> **Task details**: From the listing below, pull out every line where the string "Precipitation" appears.

Stored dataset items
........

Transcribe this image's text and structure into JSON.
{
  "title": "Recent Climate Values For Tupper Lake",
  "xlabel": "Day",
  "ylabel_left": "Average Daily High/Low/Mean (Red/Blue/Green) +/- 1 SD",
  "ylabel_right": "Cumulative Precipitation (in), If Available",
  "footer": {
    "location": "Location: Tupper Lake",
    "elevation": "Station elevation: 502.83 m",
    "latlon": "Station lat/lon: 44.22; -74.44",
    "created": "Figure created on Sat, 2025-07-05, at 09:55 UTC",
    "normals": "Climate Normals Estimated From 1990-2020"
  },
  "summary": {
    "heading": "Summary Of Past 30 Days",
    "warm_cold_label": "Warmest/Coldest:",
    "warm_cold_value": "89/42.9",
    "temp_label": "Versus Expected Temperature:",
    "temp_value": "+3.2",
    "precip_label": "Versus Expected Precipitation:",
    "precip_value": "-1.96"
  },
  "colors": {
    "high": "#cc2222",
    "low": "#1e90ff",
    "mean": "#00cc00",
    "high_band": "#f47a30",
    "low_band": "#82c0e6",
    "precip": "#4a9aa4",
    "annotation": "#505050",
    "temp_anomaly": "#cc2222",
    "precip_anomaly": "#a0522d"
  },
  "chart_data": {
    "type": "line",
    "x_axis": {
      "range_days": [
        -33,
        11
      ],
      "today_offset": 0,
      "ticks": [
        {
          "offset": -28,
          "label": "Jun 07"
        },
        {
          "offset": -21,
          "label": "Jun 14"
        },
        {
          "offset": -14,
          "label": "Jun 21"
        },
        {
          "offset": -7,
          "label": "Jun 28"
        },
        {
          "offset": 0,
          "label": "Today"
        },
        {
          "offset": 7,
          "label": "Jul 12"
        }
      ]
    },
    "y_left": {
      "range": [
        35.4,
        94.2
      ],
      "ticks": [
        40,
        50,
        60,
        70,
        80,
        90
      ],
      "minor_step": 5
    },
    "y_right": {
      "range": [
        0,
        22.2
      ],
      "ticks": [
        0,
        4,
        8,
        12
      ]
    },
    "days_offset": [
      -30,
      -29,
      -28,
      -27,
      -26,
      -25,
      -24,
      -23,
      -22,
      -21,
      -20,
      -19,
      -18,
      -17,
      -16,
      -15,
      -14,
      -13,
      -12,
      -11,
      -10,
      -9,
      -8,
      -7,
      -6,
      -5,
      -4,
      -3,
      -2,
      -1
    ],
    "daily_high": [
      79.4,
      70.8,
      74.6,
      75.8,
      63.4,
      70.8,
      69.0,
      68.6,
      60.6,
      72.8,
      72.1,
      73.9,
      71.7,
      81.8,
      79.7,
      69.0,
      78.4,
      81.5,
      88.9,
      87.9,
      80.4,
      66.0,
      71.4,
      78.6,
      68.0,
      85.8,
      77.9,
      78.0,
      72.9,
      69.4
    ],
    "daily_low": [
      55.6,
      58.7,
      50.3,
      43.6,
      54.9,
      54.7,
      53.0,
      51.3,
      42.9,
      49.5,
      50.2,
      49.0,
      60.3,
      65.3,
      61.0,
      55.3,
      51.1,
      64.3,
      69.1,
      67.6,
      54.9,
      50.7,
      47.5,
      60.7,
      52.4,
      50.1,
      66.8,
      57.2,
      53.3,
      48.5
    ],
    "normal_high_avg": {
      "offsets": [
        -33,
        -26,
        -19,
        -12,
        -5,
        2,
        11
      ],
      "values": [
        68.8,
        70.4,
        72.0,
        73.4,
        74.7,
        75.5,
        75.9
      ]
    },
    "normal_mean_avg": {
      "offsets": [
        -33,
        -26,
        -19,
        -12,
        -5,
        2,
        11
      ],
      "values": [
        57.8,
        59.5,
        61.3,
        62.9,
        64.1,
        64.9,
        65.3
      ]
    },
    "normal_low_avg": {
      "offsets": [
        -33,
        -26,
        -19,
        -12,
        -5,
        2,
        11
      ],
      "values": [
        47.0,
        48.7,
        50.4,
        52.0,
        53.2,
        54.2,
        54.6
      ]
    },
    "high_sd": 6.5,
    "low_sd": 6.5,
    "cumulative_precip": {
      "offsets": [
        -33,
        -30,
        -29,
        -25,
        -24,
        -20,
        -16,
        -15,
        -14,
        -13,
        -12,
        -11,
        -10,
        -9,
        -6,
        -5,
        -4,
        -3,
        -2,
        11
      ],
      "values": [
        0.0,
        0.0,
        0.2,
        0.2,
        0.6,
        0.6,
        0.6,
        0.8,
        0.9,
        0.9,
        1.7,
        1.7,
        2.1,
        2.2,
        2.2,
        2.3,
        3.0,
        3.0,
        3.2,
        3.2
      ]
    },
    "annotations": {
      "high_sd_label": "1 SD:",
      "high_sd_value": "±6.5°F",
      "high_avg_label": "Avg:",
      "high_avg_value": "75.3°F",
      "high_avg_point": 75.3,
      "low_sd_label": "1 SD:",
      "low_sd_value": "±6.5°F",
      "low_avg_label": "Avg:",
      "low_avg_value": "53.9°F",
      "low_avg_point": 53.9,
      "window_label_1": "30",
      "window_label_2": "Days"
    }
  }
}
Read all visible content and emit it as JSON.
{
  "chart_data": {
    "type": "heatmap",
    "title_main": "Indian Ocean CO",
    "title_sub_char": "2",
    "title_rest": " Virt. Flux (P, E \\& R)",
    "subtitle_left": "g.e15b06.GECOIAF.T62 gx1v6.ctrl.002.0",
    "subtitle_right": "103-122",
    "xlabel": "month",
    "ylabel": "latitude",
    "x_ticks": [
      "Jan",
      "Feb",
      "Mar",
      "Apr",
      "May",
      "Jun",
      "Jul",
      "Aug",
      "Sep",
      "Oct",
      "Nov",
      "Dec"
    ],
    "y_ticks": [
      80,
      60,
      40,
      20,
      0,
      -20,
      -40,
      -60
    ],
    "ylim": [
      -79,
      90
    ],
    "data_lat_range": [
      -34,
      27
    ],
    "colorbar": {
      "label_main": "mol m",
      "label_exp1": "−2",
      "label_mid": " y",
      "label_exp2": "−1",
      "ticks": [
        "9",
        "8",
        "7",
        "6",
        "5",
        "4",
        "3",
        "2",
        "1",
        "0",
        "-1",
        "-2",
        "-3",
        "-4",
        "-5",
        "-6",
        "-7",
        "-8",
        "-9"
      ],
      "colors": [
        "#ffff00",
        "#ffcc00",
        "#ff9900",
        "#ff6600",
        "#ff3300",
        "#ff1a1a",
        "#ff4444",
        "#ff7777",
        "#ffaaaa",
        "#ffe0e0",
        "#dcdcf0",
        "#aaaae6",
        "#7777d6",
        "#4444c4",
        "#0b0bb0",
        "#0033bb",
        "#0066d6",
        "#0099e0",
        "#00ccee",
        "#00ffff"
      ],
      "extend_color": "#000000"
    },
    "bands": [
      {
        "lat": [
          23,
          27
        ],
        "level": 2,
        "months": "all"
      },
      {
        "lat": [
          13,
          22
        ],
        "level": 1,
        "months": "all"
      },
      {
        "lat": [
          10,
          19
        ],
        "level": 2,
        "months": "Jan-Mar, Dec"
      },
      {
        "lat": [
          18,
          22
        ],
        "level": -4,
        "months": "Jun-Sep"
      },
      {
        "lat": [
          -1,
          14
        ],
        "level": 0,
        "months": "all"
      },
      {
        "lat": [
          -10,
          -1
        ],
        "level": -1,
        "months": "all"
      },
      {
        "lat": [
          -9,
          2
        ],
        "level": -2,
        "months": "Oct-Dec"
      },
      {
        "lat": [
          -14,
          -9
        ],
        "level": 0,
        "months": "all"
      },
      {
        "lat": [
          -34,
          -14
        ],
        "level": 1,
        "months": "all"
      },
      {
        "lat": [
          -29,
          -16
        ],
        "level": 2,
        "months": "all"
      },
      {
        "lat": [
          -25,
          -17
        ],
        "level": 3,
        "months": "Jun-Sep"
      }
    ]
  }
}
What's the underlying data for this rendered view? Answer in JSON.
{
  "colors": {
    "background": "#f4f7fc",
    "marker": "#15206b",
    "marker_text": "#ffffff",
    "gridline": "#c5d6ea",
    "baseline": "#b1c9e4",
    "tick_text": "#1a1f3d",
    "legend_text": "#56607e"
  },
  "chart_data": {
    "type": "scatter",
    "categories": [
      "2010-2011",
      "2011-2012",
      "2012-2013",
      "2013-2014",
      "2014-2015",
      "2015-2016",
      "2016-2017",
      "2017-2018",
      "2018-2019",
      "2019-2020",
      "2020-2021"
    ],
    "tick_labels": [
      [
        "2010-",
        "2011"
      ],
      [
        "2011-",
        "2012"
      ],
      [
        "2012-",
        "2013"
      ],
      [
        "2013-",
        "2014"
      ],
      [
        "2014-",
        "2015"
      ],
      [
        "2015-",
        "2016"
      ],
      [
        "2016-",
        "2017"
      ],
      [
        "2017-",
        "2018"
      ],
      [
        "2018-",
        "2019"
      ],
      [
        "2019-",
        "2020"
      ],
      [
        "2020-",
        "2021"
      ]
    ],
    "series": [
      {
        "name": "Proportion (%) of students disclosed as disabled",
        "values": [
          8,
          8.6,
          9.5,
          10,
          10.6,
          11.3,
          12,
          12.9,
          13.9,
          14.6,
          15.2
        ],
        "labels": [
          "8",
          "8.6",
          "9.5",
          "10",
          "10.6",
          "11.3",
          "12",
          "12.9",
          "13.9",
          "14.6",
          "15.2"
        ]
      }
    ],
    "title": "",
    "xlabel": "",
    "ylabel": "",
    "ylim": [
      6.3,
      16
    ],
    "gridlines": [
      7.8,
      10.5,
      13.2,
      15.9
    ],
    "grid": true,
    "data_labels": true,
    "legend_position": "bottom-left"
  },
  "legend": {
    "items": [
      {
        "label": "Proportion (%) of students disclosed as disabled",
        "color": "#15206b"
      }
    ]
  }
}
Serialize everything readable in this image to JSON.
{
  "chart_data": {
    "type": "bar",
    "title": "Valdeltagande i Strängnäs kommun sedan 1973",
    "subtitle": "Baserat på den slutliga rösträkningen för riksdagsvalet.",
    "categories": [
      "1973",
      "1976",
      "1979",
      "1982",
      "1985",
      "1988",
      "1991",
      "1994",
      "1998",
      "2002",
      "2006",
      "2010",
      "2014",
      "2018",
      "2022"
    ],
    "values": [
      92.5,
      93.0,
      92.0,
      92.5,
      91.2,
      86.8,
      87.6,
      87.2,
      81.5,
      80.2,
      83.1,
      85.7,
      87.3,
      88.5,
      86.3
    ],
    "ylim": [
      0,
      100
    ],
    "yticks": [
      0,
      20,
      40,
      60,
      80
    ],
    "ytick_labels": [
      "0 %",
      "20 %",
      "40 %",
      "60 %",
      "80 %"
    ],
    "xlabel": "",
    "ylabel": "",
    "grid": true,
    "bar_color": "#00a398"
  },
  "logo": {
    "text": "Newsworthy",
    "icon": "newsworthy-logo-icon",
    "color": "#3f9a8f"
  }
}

........

> **Completed exercise**:
  "ylabel_right": "Cumulative Precipitation (in), If Available",
    "precip_label": "Versus Expected Precipitation:",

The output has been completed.